Set task –
For the entries that follow, tally the lines holding the string "оставались". Give the total and nothing else.
Start Data listing
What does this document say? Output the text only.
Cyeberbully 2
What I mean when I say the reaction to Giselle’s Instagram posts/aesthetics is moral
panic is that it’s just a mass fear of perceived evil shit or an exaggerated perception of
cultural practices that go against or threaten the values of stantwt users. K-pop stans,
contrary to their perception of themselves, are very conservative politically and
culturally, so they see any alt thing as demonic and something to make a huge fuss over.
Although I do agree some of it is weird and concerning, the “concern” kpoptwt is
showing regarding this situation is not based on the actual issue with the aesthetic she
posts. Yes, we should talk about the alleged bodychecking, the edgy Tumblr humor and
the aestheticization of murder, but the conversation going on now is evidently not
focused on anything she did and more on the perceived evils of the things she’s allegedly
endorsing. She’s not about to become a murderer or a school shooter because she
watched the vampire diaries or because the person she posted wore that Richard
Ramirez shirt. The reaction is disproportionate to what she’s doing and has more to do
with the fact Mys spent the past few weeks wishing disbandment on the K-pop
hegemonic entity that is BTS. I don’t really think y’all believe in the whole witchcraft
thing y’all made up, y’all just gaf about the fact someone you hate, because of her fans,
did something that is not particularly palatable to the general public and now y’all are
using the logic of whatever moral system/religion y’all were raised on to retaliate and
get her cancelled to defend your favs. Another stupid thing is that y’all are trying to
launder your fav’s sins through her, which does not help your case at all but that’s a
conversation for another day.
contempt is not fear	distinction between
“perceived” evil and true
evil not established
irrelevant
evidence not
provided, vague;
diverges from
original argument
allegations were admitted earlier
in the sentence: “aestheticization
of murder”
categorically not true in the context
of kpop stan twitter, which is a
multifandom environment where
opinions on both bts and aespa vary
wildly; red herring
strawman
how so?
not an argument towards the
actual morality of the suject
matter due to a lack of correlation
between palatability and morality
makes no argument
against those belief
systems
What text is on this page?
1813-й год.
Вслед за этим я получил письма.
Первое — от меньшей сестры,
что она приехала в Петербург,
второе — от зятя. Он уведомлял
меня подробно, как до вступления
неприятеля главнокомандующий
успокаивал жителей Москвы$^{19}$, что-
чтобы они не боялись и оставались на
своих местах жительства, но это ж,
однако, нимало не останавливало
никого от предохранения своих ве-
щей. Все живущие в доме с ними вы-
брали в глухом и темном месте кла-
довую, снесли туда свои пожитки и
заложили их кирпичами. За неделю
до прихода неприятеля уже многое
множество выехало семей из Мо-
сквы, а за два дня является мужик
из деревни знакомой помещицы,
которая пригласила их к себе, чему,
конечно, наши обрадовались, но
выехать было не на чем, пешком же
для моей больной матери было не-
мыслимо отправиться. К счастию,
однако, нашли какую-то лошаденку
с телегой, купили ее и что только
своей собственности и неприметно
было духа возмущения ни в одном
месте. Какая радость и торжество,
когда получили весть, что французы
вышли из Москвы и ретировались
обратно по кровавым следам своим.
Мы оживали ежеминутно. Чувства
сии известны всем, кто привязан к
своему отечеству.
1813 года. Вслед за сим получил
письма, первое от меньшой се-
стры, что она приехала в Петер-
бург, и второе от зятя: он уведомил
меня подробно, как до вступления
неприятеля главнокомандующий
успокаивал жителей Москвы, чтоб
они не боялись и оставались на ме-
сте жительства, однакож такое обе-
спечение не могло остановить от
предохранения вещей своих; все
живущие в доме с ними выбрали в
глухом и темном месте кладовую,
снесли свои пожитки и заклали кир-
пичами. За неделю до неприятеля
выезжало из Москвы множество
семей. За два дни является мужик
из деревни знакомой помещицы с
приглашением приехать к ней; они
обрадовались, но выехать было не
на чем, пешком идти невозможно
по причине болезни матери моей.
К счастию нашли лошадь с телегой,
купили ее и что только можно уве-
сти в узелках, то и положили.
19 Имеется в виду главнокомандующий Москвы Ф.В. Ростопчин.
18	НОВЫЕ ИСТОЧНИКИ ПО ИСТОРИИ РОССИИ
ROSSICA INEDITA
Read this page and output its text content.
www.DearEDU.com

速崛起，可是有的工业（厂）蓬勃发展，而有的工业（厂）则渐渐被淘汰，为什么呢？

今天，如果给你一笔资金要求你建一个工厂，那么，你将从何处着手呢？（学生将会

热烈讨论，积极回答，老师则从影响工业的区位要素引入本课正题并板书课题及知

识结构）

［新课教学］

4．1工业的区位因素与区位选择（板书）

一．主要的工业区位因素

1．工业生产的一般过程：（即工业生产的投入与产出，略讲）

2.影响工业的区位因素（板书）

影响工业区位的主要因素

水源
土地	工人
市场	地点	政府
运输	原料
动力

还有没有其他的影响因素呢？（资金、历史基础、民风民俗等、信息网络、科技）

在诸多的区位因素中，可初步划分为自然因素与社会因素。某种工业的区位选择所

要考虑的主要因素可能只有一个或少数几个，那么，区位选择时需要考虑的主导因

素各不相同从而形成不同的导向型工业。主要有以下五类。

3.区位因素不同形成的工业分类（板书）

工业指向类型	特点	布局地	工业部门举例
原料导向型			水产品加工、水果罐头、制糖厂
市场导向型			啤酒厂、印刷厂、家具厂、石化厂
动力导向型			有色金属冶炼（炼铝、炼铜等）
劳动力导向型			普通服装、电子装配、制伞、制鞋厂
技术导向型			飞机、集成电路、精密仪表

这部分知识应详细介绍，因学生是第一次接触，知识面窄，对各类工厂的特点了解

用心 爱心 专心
End Data listing
Result –
2